## Goal of the exercise:
Copy out each line in the material below that has the word "Drahonic".

## Supplied entries:
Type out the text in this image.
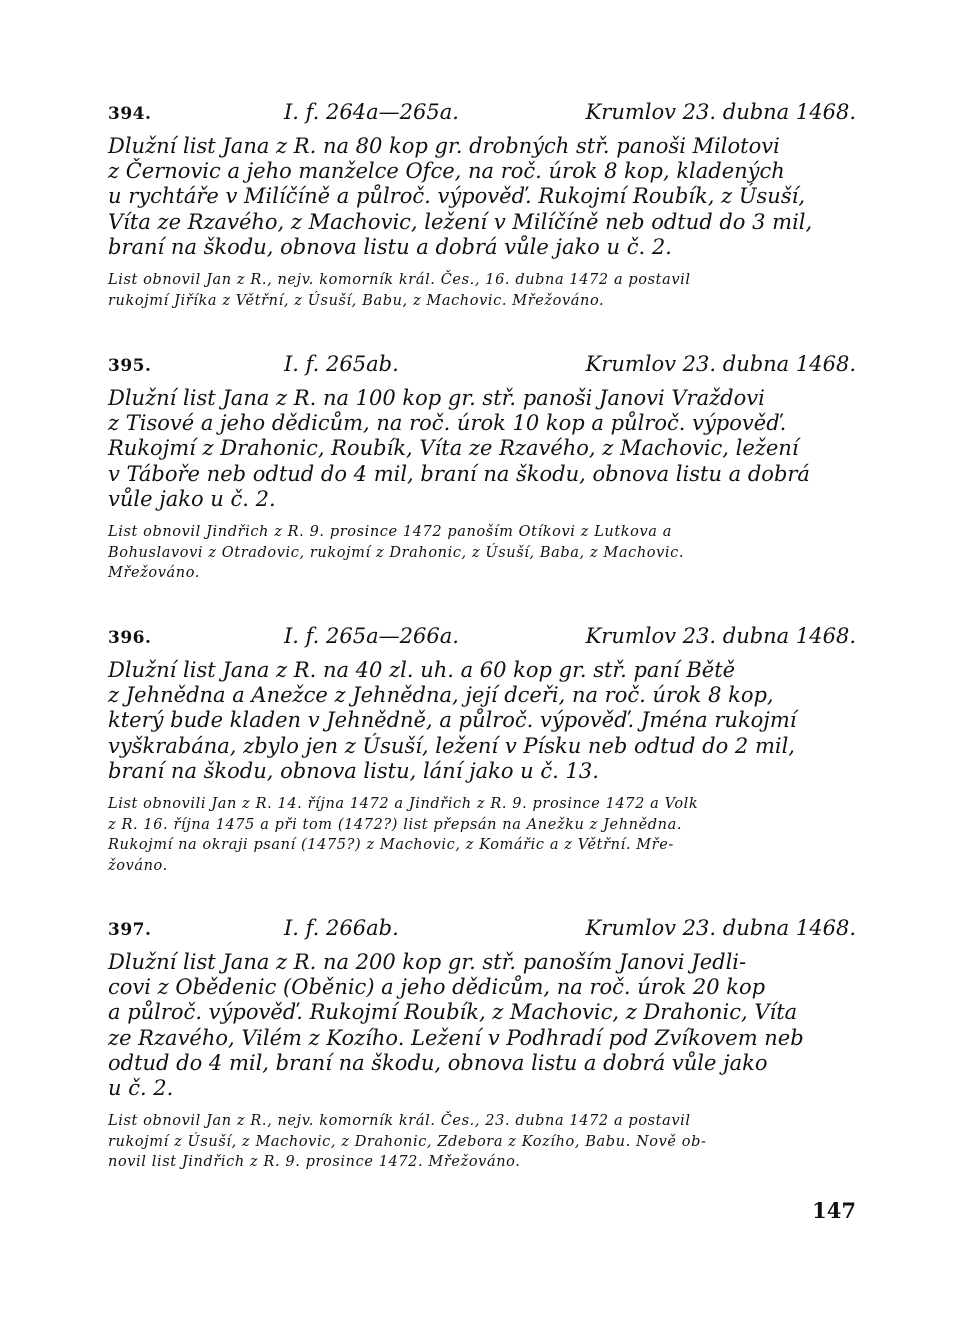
394.	I. f. 264a—265a.	Krumlov 23. dubna 1468.
Dlužní list Jana z R. na 80 kop gr. drobných stř. panoši Milotovi
z Černovic a jeho manželce Ofce, na roč. úrok 8 kop, kladených
u rychtáře v Milíčíně a půlroč. výpověď. Rukojmí Roubík, z Úsuší,
Víta ze Rzavého, z Machovic, ležení v Milíčíně neb odtud do 3 mil,
braní na škodu, obnova listu a dobrá vůle jako u č. 2.
List obnovil Jan z R., nejv. komorník král. Čes., 16. dubna 1472 a postavil
rukojmí Jiříka z Větřní, z Úsuší, Babu, z Machovic. Mřežováno.
395.	I. f. 265ab.	Krumlov 23. dubna 1468.
Dlužní list Jana z R. na 100 kop gr. stř. panoši Janovi Vraždovi
z Tisové a jeho dědicům, na roč. úrok 10 kop a půlroč. výpověď.
Rukojmí z Drahonic, Roubík, Víta ze Rzavého, z Machovic, ležení
v Táboře neb odtud do 4 mil, braní na škodu, obnova listu a dobrá
vůle jako u č. 2.
List obnovil Jindřich z R. 9. prosince 1472 panoším Otíkovi z Lutkova a
Bohuslavovi z Otradovic, rukojmí z Drahonic, z Úsuší, Baba, z Machovic.
Mřežováno.
396.	I. f. 265a—266a.	Krumlov 23. dubna 1468.
Dlužní list Jana z R. na 40 zl. uh. a 60 kop gr. stř. paní Bětě
z Jehnědna a Anežce z Jehnědna, její dceři, na roč. úrok 8 kop,
který bude kladen v Jehnědně, a půlroč. výpověď. Jména rukojmí
vyškrabána, zbylo jen z Úsuší, ležení v Písku neb odtud do 2 mil,
braní na škodu, obnova listu, lání jako u č. 13.
List obnovili Jan z R. 14. října 1472 a Jindřich z R. 9. prosince 1472 a Volk
z R. 16. října 1475 a při tom (1472?) list přepsán na Anežku z Jehnědna.
Rukojmí na okraji psaní (1475?) z Machovic, z Komářic a z Větřní. Mře-
žováno.
397.	I. f. 266ab.	Krumlov 23. dubna 1468.
Dlužní list Jana z R. na 200 kop gr. stř. panoším Janovi Jedli-
covi z Obědenic (Oběnic) a jeho dědicům, na roč. úrok 20 kop
a půlroč. výpověď. Rukojmí Roubík, z Machovic, z Drahonic, Víta
ze Rzavého, Vilém z Kozího. Ležení v Podhradí pod Zvíkovem neb
odtud do 4 mil, braní na škodu, obnova listu a dobrá vůle jako
u č. 2.
List obnovil Jan z R., nejv. komorník král. Čes., 23. dubna 1472 a postavil
rukojmí z Úsuší, z Machovic, z Drahonic, Zdebora z Kozího, Babu. Nově ob-
novil list Jindřich z R. 9. prosince 1472. Mřežováno.
147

## Reply to the task:
Rukojmí z Drahonic, Roubík, Víta ze Rzavého, z Machovic, ležení
Bohuslavovi z Otradovic, rukojmí z Drahonic, z Úsuší, Baba, z Machovic.
a půlroč. výpověď. Rukojmí Roubík, z Machovic, z Drahonic, Víta
rukojmí z Úsuší, z Machovic, z Drahonic, Zdebora z Kozího, Babu. Nově ob-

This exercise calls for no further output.